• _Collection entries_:
┌──

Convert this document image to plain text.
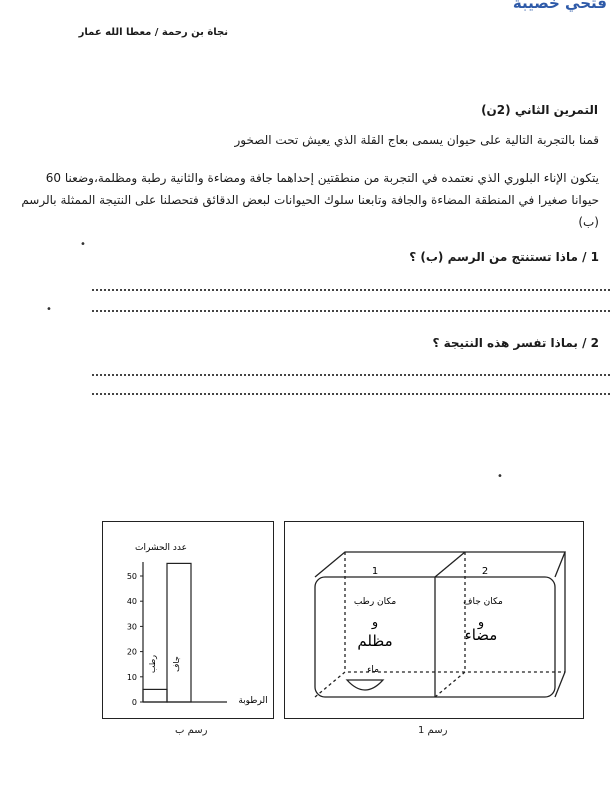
فتحي خصيبة
نجاة بن رحمة / معطا الله عمار
التمرين الثاني (2ن)
قمنا بالتجربة التالية على حيوان يسمى بعاج القلة الذي يعيش تحت الصخور
يتكون الإناء البلوري الذي نعتمده في التجربة من منطقتين إحداهما جافة ومضاءة والثانية رطبة ومظلمة،وضعنا 60 حيوانا صغيرا في المنطقة المضاءة والجافة وتابعنا سلوك الحيوانات لبعض الدقائق فتحصلنا على النتيجة الممثلة بالرسم (ب)
•
•
1 / ماذا تستنتج من الرسم (ب) ؟
2 / بماذا تفسر هذه النتيجة ؟
•
عدد الحشرات
الرطوبة
0
10
20
30
40
50
رطب جاف
رسم ب
1	2
مكان رطب
و
مظلم
مكان جاف
و
مضاء
ماء
رسم 1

└──

Every entry above should be duplicated exactly. Do not include the images.

• _Complete output_:
Convert this document image to plain text.
فتحي خصيبة
نجاة بن رحمة / معطا الله عمار
التمرين الثاني (2ن)
قمنا بالتجربة التالية على حيوان يسمى بعاج القلة الذي يعيش تحت الصخور
يتكون الإناء البلوري الذي نعتمده في التجربة من منطقتين إحداهما جافة ومضاءة والثانية رطبة ومظلمة،وضعنا 60 حيوانا صغيرا في المنطقة المضاءة والجافة وتابعنا سلوك الحيوانات لبعض الدقائق فتحصلنا على النتيجة الممثلة بالرسم (ب)
•
•
1 / ماذا تستنتج من الرسم (ب) ؟
2 / بماذا تفسر هذه النتيجة ؟
•
عدد الحشرات
الرطوبة
0
10
20
30
40
50
رطب جاف
رسم ب
1	2
مكان رطب
و
مظلم
مكان جاف
و
مضاء
ماء
رسم 1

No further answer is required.